Instructions for the task: In the data below, find every line with the string "United" and pull it out.

Supplied data:
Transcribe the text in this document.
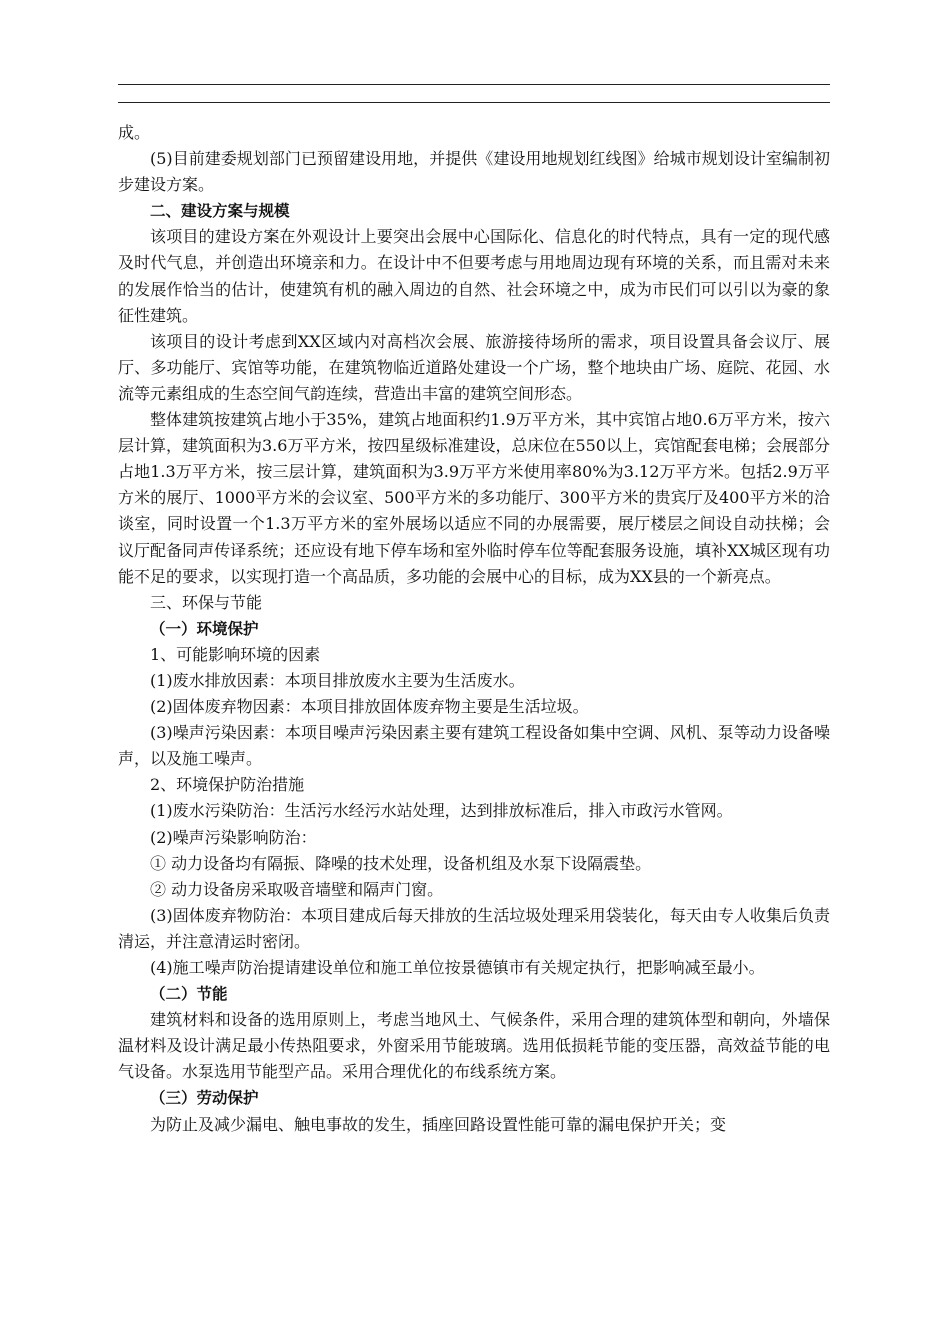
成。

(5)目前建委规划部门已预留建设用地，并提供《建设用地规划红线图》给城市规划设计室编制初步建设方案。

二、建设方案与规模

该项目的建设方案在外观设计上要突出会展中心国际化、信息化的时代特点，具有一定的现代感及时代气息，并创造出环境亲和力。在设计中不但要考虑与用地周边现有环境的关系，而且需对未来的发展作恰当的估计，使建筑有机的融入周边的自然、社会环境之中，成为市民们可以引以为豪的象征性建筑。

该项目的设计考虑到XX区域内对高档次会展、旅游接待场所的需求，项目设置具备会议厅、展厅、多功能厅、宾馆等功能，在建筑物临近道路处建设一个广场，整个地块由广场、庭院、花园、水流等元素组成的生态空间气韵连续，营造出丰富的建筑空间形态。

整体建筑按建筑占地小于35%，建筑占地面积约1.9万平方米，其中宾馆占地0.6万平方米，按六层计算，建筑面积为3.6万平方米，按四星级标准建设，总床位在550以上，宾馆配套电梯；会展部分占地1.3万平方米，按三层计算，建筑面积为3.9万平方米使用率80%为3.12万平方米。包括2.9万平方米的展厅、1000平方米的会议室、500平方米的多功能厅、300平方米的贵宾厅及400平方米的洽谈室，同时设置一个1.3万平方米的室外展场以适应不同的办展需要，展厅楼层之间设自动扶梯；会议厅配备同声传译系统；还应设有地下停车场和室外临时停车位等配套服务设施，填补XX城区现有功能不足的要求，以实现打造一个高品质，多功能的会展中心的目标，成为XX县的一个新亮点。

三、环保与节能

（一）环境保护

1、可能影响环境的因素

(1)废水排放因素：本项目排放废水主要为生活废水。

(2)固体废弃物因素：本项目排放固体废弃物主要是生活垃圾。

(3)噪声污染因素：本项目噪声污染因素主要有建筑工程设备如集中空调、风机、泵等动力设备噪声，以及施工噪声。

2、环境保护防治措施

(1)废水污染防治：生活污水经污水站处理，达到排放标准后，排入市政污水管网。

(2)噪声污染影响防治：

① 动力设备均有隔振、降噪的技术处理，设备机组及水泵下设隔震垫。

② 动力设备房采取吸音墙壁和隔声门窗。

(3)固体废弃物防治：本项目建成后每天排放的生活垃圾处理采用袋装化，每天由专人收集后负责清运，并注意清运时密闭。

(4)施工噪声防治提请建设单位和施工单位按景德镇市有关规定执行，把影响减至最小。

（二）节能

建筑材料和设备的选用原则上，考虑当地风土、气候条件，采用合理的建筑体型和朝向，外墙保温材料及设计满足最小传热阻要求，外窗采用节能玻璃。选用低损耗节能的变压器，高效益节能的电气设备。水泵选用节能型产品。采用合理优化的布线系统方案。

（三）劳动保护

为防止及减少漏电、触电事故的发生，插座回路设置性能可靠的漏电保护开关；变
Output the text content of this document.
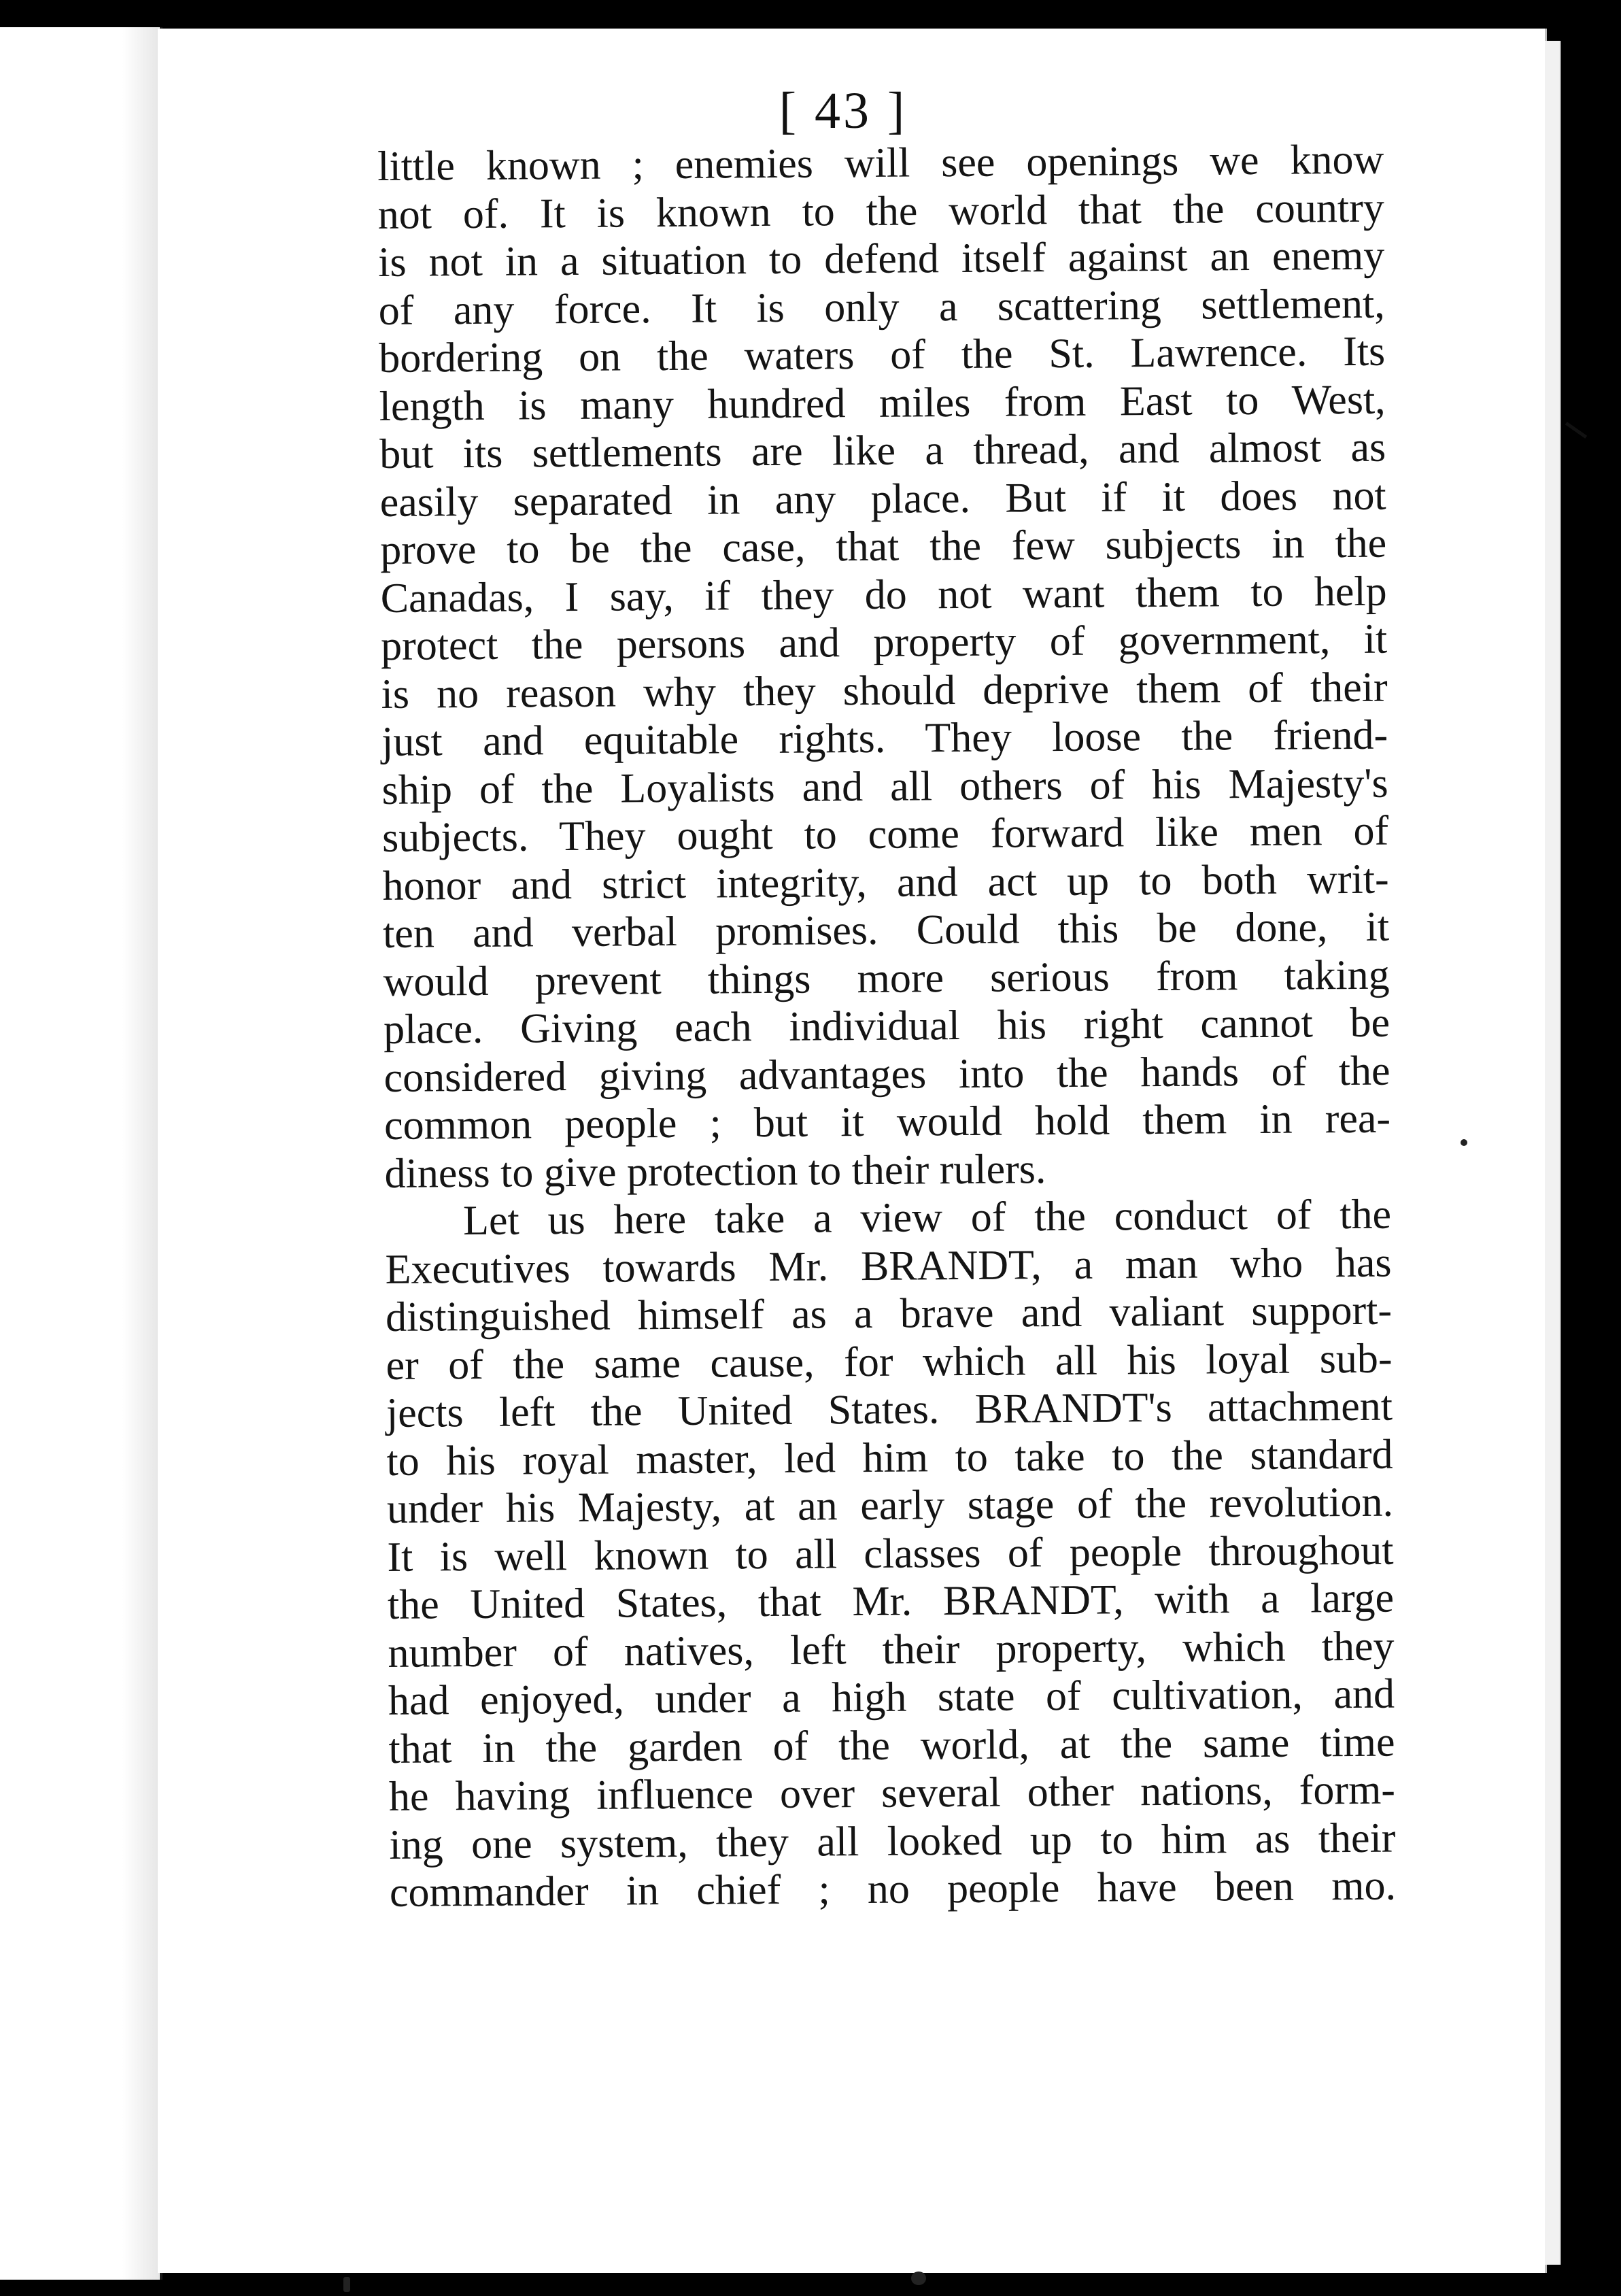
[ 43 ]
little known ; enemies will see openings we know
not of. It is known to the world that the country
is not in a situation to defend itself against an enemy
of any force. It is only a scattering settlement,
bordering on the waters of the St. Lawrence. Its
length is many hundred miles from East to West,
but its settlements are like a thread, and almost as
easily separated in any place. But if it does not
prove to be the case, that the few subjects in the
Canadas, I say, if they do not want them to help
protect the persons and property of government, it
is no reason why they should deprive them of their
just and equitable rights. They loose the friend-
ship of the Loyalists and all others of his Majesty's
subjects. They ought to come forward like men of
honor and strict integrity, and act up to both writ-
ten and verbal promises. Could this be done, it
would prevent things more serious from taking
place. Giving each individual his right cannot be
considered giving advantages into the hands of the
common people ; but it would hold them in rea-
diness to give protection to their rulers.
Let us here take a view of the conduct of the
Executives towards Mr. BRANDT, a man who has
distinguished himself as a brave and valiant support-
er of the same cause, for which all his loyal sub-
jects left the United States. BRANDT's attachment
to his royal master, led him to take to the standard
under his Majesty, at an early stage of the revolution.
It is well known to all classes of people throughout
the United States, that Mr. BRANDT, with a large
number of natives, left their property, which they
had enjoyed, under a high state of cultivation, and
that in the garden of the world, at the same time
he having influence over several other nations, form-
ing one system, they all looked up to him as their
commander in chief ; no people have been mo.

Exercise output:
jects left the United States. BRANDT's attachment
the United States, that Mr. BRANDT, with a large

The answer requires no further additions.